__What is required__. Copy out the entries exactly, from the first line to the last.

__Data__.
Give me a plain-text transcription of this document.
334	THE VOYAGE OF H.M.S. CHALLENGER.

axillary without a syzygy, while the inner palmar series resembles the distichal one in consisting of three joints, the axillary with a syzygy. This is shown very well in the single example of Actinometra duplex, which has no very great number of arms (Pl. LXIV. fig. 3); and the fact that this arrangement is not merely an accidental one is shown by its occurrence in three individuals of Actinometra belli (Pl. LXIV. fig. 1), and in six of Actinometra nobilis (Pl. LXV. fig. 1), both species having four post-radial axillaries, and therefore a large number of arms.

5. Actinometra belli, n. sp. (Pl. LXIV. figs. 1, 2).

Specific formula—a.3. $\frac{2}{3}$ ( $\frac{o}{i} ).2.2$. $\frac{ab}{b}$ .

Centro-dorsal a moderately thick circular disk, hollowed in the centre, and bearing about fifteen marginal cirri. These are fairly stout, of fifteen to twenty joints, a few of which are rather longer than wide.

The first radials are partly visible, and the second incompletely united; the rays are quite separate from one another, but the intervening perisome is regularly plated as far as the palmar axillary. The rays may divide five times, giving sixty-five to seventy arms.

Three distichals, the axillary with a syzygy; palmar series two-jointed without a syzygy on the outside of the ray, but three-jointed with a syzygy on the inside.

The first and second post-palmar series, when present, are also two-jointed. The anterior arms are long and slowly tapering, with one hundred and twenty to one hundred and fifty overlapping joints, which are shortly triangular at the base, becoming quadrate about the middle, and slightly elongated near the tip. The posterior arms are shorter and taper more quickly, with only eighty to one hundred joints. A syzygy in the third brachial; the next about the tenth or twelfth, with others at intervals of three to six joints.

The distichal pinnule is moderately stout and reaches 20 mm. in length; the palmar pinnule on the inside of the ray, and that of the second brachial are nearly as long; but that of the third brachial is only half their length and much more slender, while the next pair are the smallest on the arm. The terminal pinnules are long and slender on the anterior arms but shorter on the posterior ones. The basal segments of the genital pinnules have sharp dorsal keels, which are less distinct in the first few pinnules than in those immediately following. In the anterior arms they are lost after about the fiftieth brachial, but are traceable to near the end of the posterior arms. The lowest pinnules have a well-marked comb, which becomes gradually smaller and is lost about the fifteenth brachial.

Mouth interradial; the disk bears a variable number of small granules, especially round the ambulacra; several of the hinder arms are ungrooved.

__Full response__.
Give me a plain-text transcription of this document.
334	THE VOYAGE OF H.M.S. CHALLENGER.

axillary without a syzygy, while the inner palmar series resembles the distichal one in consisting of three joints, the axillary with a syzygy. This is shown very well in the single example of Actinometra duplex, which has no very great number of arms (Pl. LXIV. fig. 3); and the fact that this arrangement is not merely an accidental one is shown by its occurrence in three individuals of Actinometra belli (Pl. LXIV. fig. 1), and in six of Actinometra nobilis (Pl. LXV. fig. 1), both species having four post-radial axillaries, and therefore a large number of arms.

5. Actinometra belli, n. sp. (Pl. LXIV. figs. 1, 2).

Specific formula—a.3. $\frac{2}{3}$ ( $\frac{o}{i} ).2.2$. $\frac{ab}{b}$ .

Centro-dorsal a moderately thick circular disk, hollowed in the centre, and bearing about fifteen marginal cirri. These are fairly stout, of fifteen to twenty joints, a few of which are rather longer than wide.

The first radials are partly visible, and the second incompletely united; the rays are quite separate from one another, but the intervening perisome is regularly plated as far as the palmar axillary. The rays may divide five times, giving sixty-five to seventy arms.

Three distichals, the axillary with a syzygy; palmar series two-jointed without a syzygy on the outside of the ray, but three-jointed with a syzygy on the inside.

The first and second post-palmar series, when present, are also two-jointed. The anterior arms are long and slowly tapering, with one hundred and twenty to one hundred and fifty overlapping joints, which are shortly triangular at the base, becoming quadrate about the middle, and slightly elongated near the tip. The posterior arms are shorter and taper more quickly, with only eighty to one hundred joints. A syzygy in the third brachial; the next about the tenth or twelfth, with others at intervals of three to six joints.

The distichal pinnule is moderately stout and reaches 20 mm. in length; the palmar pinnule on the inside of the ray, and that of the second brachial are nearly as long; but that of the third brachial is only half their length and much more slender, while the next pair are the smallest on the arm. The terminal pinnules are long and slender on the anterior arms but shorter on the posterior ones. The basal segments of the genital pinnules have sharp dorsal keels, which are less distinct in the first few pinnules than in those immediately following. In the anterior arms they are lost after about the fiftieth brachial, but are traceable to near the end of the posterior arms. The lowest pinnules have a well-marked comb, which becomes gradually smaller and is lost about the fifteenth brachial.

Mouth interradial; the disk bears a variable number of small granules, especially round the ambulacra; several of the hinder arms are ungrooved.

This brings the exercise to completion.